The records below must be duplicated exactly, character for character.

- - -

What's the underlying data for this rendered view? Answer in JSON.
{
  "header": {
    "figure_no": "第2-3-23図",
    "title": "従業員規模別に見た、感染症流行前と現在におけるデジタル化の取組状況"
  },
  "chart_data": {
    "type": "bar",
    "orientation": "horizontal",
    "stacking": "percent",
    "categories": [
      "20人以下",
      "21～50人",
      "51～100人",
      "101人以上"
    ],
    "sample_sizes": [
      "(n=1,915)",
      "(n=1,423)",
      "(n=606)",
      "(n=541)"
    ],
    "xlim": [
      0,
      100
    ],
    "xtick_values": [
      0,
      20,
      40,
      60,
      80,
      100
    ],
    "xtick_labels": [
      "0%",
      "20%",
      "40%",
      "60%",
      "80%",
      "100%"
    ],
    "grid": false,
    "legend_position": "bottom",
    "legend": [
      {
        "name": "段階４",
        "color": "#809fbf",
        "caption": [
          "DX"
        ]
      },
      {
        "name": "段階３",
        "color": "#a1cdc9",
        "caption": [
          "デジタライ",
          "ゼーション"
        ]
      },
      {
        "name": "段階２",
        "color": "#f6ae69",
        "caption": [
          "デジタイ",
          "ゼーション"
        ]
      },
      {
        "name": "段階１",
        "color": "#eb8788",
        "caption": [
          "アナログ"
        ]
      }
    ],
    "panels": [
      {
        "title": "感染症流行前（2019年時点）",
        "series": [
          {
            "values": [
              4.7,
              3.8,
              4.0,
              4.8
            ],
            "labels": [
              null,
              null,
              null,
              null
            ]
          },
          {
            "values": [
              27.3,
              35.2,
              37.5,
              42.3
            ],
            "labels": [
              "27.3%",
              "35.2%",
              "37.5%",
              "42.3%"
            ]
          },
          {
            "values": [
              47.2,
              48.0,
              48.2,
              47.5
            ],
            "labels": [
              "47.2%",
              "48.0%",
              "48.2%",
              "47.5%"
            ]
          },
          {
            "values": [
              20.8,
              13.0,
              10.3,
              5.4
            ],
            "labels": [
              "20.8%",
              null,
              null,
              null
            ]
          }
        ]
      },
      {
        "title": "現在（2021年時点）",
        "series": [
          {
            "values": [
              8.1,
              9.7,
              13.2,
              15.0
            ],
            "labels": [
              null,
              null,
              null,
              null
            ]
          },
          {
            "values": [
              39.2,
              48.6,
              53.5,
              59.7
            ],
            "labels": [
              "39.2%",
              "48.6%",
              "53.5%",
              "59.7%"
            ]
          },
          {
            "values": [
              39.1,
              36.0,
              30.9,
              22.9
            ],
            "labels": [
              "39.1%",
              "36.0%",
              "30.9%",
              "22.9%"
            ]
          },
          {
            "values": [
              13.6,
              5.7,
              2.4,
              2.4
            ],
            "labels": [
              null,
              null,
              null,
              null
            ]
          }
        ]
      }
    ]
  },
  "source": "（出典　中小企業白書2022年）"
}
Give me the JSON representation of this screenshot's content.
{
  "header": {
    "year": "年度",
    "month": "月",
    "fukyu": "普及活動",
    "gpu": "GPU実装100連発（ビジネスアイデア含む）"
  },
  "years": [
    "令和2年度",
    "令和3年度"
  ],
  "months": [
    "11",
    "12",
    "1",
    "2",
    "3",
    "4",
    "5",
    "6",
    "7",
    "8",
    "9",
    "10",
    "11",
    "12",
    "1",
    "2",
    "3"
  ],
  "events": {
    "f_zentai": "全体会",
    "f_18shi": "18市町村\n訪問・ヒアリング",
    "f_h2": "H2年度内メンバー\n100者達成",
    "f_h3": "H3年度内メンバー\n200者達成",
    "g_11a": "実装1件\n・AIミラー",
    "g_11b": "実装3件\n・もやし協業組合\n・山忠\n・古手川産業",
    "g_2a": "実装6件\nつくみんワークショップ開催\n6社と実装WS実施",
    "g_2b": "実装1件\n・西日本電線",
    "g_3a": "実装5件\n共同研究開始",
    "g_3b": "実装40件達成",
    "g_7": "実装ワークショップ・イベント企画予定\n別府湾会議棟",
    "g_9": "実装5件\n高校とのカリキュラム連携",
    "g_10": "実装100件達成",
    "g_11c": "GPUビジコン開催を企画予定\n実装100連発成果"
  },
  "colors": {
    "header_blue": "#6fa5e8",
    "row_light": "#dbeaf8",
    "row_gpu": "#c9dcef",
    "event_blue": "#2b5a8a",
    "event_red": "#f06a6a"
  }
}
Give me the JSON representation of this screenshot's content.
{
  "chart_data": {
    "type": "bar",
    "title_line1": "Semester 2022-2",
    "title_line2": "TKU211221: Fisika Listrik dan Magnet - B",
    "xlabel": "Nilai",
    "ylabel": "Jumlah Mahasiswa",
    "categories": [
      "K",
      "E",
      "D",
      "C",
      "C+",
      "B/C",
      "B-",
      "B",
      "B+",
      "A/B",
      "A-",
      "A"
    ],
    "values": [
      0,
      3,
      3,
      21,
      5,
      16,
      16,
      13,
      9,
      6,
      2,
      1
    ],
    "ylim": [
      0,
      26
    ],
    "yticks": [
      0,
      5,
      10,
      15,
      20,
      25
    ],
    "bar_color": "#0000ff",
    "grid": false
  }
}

- - -

Written answer:
What's the underlying data for this rendered view? Answer in JSON.
{
  "header": {
    "figure_no": "第2-3-23図",
    "title": "従業員規模別に見た、感染症流行前と現在におけるデジタル化の取組状況"
  },
  "chart_data": {
    "type": "bar",
    "orientation": "horizontal",
    "stacking": "percent",
    "categories": [
      "20人以下",
      "21～50人",
      "51～100人",
      "101人以上"
    ],
    "sample_sizes": [
      "(n=1,915)",
      "(n=1,423)",
      "(n=606)",
      "(n=541)"
    ],
    "xlim": [
      0,
      100
    ],
    "xtick_values": [
      0,
      20,
      40,
      60,
      80,
      100
    ],
    "xtick_labels": [
      "0%",
      "20%",
      "40%",
      "60%",
      "80%",
      "100%"
    ],
    "grid": false,
    "legend_position": "bottom",
    "legend": [
      {
        "name": "段階４",
        "color": "#809fbf",
        "caption": [
          "DX"
        ]
      },
      {
        "name": "段階３",
        "color": "#a1cdc9",
        "caption": [
          "デジタライ",
          "ゼーション"
        ]
      },
      {
        "name": "段階２",
        "color": "#f6ae69",
        "caption": [
          "デジタイ",
          "ゼーション"
        ]
      },
      {
        "name": "段階１",
        "color": "#eb8788",
        "caption": [
          "アナログ"
        ]
      }
    ],
    "panels": [
      {
        "title": "感染症流行前（2019年時点）",
        "series": [
          {
            "values": [
              4.7,
              3.8,
              4.0,
              4.8
            ],
            "labels": [
              null,
              null,
              null,
              null
            ]
          },
          {
            "values": [
              27.3,
              35.2,
              37.5,
              42.3
            ],
            "labels": [
              "27.3%",
              "35.2%",
              "37.5%",
              "42.3%"
            ]
          },
          {
            "values": [
              47.2,
              48.0,
              48.2,
              47.5
            ],
            "labels": [
              "47.2%",
              "48.0%",
              "48.2%",
              "47.5%"
            ]
          },
          {
            "values": [
              20.8,
              13.0,
              10.3,
              5.4
            ],
            "labels": [
              "20.8%",
              null,
              null,
              null
            ]
          }
        ]
      },
      {
        "title": "現在（2021年時点）",
        "series": [
          {
            "values": [
              8.1,
              9.7,
              13.2,
              15.0
            ],
            "labels": [
              null,
              null,
              null,
              null
            ]
          },
          {
            "values": [
              39.2,
              48.6,
              53.5,
              59.7
            ],
            "labels": [
              "39.2%",
              "48.6%",
              "53.5%",
              "59.7%"
            ]
          },
          {
            "values": [
              39.1,
              36.0,
              30.9,
              22.9
            ],
            "labels": [
              "39.1%",
              "36.0%",
              "30.9%",
              "22.9%"
            ]
          },
          {
            "values": [
              13.6,
              5.7,
              2.4,
              2.4
            ],
            "labels": [
              null,
              null,
              null,
              null
            ]
          }
        ]
      }
    ]
  },
  "source": "（出典　中小企業白書2022年）"
}
Give me the JSON representation of this screenshot's content.
{
  "header": {
    "year": "年度",
    "month": "月",
    "fukyu": "普及活動",
    "gpu": "GPU実装100連発（ビジネスアイデア含む）"
  },
  "years": [
    "令和2年度",
    "令和3年度"
  ],
  "months": [
    "11",
    "12",
    "1",
    "2",
    "3",
    "4",
    "5",
    "6",
    "7",
    "8",
    "9",
    "10",
    "11",
    "12",
    "1",
    "2",
    "3"
  ],
  "events": {
    "f_zentai": "全体会",
    "f_18shi": "18市町村\n訪問・ヒアリング",
    "f_h2": "H2年度内メンバー\n100者達成",
    "f_h3": "H3年度内メンバー\n200者達成",
    "g_11a": "実装1件\n・AIミラー",
    "g_11b": "実装3件\n・もやし協業組合\n・山忠\n・古手川産業",
    "g_2a": "実装6件\nつくみんワークショップ開催\n6社と実装WS実施",
    "g_2b": "実装1件\n・西日本電線",
    "g_3a": "実装5件\n共同研究開始",
    "g_3b": "実装40件達成",
    "g_7": "実装ワークショップ・イベント企画予定\n別府湾会議棟",
    "g_9": "実装5件\n高校とのカリキュラム連携",
    "g_10": "実装100件達成",
    "g_11c": "GPUビジコン開催を企画予定\n実装100連発成果"
  },
  "colors": {
    "header_blue": "#6fa5e8",
    "row_light": "#dbeaf8",
    "row_gpu": "#c9dcef",
    "event_blue": "#2b5a8a",
    "event_red": "#f06a6a"
  }
}
Give me the JSON representation of this screenshot's content.
{
  "chart_data": {
    "type": "bar",
    "title_line1": "Semester 2022-2",
    "title_line2": "TKU211221: Fisika Listrik dan Magnet - B",
    "xlabel": "Nilai",
    "ylabel": "Jumlah Mahasiswa",
    "categories": [
      "K",
      "E",
      "D",
      "C",
      "C+",
      "B/C",
      "B-",
      "B",
      "B+",
      "A/B",
      "A-",
      "A"
    ],
    "values": [
      0,
      3,
      3,
      21,
      5,
      16,
      16,
      13,
      9,
      6,
      2,
      1
    ],
    "ylim": [
      0,
      26
    ],
    "yticks": [
      0,
      5,
      10,
      15,
      20,
      25
    ],
    "bar_color": "#0000ff",
    "grid": false
  }
}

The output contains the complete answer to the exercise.